──────── ITEMS ────────

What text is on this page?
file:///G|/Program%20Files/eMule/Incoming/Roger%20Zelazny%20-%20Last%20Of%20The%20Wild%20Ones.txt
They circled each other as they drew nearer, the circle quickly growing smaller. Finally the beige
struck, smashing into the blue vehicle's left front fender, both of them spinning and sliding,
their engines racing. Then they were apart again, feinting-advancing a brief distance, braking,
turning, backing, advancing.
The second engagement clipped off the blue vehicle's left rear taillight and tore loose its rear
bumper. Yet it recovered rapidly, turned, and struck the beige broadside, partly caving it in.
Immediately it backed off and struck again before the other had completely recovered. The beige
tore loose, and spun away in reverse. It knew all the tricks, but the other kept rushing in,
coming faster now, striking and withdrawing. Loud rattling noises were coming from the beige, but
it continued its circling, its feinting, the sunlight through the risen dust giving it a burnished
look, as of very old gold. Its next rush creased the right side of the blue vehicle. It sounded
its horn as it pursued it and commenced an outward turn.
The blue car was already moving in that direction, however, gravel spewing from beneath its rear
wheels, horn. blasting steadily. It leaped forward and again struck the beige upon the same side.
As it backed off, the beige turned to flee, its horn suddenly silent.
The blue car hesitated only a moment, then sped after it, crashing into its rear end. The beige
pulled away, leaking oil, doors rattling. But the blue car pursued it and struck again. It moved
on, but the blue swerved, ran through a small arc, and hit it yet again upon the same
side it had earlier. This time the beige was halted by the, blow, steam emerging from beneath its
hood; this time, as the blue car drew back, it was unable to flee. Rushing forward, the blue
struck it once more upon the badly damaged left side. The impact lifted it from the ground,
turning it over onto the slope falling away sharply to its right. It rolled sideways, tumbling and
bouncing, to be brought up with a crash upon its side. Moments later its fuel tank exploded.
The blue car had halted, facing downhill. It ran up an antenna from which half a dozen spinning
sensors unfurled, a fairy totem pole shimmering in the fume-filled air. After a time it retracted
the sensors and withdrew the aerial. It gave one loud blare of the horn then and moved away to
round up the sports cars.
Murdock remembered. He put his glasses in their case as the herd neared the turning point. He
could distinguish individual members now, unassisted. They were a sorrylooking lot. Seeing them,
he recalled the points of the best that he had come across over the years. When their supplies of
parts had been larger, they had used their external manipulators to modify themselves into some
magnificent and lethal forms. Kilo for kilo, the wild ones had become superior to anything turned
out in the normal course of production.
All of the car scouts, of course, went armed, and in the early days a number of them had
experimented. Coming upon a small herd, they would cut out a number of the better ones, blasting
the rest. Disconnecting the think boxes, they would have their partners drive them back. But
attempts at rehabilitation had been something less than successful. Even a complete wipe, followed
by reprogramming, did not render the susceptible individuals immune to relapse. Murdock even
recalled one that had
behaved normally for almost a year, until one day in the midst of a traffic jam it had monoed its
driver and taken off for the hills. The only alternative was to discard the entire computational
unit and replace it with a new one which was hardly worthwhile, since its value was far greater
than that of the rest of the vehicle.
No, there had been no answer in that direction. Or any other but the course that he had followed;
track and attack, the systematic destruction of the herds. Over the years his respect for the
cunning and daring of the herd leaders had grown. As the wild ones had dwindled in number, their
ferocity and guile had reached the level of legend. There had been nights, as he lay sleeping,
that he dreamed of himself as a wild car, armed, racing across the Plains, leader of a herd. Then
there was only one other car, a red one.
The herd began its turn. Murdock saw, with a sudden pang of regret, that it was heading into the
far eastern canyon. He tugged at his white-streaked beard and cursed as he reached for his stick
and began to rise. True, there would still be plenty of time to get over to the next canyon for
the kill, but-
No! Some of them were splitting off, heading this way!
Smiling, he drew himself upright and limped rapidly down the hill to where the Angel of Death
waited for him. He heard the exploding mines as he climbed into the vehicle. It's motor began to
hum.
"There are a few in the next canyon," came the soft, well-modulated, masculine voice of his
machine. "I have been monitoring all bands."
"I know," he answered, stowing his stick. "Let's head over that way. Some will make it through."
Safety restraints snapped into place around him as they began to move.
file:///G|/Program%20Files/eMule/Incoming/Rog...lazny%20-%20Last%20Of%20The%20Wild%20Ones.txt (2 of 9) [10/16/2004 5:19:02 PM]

────────

WHAT IS NEEDED:
List the lines of the records where "reached" occurs.

SOLUTION:
ferocity and guile had reached the level of legend. There had been nights, as he lay sleeping,
far eastern canyon. He tugged at his white-streaked beard and cursed as he reached for his stick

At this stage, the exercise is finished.